-- BEGIN MATERIAL FOR THIS TASK --
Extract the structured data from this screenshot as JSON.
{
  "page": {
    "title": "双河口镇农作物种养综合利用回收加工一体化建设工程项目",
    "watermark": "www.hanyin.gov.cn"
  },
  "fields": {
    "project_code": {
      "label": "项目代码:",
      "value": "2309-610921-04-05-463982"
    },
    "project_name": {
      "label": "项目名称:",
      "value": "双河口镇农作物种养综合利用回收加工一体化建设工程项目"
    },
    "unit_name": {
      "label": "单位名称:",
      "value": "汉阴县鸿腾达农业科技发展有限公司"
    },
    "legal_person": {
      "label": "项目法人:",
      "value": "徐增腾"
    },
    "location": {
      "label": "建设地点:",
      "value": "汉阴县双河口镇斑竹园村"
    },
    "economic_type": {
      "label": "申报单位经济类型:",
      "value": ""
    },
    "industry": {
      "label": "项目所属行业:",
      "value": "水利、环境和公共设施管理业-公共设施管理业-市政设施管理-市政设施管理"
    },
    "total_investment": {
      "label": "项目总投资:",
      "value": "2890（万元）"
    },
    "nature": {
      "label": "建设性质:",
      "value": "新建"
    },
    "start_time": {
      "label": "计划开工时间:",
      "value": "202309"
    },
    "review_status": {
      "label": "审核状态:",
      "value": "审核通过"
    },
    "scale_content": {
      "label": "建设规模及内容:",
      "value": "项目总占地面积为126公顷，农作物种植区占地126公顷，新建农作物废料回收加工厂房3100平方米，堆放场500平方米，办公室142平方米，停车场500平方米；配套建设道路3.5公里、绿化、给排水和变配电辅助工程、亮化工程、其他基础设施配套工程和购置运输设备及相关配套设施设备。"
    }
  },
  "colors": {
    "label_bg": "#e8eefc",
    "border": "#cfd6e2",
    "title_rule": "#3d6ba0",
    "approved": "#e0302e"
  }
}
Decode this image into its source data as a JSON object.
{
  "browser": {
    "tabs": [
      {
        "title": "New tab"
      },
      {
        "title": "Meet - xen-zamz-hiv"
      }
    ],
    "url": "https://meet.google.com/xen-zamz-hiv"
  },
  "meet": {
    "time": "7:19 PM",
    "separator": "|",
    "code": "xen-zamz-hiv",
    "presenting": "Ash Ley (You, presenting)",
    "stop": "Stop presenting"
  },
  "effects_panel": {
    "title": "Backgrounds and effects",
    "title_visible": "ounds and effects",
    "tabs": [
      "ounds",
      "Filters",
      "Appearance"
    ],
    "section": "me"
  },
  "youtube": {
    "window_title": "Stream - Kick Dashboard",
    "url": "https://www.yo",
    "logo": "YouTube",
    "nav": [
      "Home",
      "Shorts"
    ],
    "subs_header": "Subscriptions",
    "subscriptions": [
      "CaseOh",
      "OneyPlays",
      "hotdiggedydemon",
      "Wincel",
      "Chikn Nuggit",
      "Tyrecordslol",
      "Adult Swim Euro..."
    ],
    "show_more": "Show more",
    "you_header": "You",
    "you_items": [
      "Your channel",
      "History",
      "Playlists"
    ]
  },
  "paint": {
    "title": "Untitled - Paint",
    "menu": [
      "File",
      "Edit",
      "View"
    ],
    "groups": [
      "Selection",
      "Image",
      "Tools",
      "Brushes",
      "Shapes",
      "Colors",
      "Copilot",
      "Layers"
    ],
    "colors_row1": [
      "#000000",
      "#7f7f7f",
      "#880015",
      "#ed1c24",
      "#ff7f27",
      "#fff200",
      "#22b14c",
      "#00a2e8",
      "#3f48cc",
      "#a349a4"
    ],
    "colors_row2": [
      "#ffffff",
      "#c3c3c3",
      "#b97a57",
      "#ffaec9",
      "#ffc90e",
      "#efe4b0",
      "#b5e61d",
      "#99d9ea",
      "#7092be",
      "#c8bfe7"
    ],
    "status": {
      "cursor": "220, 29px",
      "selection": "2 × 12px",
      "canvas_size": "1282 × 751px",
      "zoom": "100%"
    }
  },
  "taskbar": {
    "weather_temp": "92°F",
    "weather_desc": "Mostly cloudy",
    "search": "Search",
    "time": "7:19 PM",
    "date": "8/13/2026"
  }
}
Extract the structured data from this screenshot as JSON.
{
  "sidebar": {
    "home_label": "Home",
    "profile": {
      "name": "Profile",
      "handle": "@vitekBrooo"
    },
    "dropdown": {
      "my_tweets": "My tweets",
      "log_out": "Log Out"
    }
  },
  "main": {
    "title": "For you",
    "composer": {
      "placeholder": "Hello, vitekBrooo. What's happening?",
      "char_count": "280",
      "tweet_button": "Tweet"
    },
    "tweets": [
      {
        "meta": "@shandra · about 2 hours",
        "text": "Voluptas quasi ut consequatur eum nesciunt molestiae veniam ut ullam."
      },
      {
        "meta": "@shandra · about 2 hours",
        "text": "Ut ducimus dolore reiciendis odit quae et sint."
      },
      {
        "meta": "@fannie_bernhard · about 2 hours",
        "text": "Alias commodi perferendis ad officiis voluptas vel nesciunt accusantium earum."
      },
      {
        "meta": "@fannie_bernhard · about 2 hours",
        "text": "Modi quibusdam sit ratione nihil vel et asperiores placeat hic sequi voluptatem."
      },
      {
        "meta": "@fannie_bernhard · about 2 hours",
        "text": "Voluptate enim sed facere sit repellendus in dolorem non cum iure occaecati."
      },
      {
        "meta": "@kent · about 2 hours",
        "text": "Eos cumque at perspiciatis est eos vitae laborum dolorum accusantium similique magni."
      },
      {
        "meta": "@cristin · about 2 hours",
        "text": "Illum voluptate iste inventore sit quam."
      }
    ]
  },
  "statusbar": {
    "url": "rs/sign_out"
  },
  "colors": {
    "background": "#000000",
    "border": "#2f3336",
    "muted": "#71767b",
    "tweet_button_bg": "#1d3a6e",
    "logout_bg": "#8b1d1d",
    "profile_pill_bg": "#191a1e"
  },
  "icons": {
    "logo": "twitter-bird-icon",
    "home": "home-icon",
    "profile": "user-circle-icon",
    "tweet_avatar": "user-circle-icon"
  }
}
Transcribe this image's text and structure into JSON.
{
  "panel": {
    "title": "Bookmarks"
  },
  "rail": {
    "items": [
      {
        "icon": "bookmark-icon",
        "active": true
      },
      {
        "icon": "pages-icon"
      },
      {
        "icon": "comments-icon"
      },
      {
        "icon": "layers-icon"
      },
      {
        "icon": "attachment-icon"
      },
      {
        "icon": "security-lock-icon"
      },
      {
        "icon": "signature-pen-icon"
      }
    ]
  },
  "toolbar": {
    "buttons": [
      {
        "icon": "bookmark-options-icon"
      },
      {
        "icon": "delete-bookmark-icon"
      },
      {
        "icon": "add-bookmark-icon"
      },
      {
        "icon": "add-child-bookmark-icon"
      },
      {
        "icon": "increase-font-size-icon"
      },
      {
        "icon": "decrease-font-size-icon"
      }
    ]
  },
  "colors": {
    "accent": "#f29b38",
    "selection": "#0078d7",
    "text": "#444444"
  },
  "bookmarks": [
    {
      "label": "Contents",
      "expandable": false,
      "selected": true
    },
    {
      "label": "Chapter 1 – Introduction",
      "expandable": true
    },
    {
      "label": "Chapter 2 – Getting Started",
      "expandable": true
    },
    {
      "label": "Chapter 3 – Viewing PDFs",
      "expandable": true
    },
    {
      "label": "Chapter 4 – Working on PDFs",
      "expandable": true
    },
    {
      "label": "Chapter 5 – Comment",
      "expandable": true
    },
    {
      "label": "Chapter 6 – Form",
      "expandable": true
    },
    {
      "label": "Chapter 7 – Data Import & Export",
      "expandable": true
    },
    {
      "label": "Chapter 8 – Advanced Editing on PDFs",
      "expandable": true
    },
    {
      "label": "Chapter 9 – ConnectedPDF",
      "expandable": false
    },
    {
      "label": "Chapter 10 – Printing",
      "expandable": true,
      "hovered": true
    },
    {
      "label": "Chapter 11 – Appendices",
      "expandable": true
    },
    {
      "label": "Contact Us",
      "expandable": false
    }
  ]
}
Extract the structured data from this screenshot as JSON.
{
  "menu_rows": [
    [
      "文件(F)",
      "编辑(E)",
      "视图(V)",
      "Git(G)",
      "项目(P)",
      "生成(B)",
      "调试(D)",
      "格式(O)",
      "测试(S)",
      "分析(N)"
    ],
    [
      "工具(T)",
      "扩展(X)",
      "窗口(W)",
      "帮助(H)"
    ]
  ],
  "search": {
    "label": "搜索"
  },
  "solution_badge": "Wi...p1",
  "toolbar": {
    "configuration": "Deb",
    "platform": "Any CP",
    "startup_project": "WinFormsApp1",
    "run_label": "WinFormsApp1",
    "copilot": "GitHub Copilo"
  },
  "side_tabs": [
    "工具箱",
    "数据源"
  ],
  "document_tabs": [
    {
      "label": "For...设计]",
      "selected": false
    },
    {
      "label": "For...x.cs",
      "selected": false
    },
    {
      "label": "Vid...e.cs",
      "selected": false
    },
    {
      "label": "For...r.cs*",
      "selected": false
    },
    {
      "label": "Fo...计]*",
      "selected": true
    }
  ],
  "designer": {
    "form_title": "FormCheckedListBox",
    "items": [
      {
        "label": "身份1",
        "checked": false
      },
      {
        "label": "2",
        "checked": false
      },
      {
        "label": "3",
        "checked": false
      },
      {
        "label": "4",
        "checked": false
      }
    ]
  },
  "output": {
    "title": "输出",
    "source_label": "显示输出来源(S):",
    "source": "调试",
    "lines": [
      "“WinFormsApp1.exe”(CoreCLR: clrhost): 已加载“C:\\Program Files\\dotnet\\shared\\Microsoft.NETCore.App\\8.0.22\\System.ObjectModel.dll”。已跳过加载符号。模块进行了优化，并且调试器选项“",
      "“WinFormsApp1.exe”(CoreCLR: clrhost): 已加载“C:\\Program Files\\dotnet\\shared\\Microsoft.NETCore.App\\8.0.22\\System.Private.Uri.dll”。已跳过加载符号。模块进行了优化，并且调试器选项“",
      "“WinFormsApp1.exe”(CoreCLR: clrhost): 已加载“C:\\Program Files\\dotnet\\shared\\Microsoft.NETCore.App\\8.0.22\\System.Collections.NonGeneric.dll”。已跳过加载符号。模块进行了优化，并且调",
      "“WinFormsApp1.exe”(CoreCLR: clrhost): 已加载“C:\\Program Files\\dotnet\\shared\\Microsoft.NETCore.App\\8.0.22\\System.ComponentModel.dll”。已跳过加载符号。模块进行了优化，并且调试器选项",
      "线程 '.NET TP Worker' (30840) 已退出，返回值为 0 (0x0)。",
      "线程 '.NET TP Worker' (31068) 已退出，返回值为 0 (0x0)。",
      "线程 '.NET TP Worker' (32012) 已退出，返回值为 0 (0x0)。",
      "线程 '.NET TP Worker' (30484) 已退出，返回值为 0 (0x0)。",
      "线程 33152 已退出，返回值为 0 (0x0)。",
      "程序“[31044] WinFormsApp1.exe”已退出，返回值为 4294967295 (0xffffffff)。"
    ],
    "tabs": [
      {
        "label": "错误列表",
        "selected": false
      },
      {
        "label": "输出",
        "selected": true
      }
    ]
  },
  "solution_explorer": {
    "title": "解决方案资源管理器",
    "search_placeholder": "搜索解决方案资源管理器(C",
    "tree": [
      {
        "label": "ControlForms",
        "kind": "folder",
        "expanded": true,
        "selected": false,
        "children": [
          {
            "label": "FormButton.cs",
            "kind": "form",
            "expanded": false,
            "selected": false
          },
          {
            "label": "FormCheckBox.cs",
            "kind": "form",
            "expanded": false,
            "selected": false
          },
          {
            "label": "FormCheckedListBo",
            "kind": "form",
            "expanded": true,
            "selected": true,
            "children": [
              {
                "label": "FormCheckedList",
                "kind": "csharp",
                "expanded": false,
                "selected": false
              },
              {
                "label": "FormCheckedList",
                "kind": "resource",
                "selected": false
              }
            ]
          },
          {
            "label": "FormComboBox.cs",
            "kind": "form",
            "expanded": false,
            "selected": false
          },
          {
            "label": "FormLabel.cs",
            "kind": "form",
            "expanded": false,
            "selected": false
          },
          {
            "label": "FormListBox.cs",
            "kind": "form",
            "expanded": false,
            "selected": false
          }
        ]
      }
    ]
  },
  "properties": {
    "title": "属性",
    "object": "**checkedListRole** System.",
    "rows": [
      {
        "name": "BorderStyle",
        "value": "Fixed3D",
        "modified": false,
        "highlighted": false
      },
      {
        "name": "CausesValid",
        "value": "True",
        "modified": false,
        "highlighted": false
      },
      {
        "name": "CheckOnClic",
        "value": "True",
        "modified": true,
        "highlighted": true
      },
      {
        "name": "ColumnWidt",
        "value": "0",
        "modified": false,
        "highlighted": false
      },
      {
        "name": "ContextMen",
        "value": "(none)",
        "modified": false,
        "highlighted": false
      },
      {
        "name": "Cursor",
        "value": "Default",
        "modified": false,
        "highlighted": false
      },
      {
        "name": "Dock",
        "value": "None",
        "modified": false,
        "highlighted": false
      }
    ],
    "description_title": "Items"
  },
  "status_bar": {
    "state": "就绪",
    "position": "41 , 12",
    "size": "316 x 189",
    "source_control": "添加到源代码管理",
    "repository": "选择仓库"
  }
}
-- END MATERIAL FOR THIS TASK --
**CHALLENGE**
Report the number of lines above that contain the word "Chapter", and only that number.

**TASK RESPONSE**
11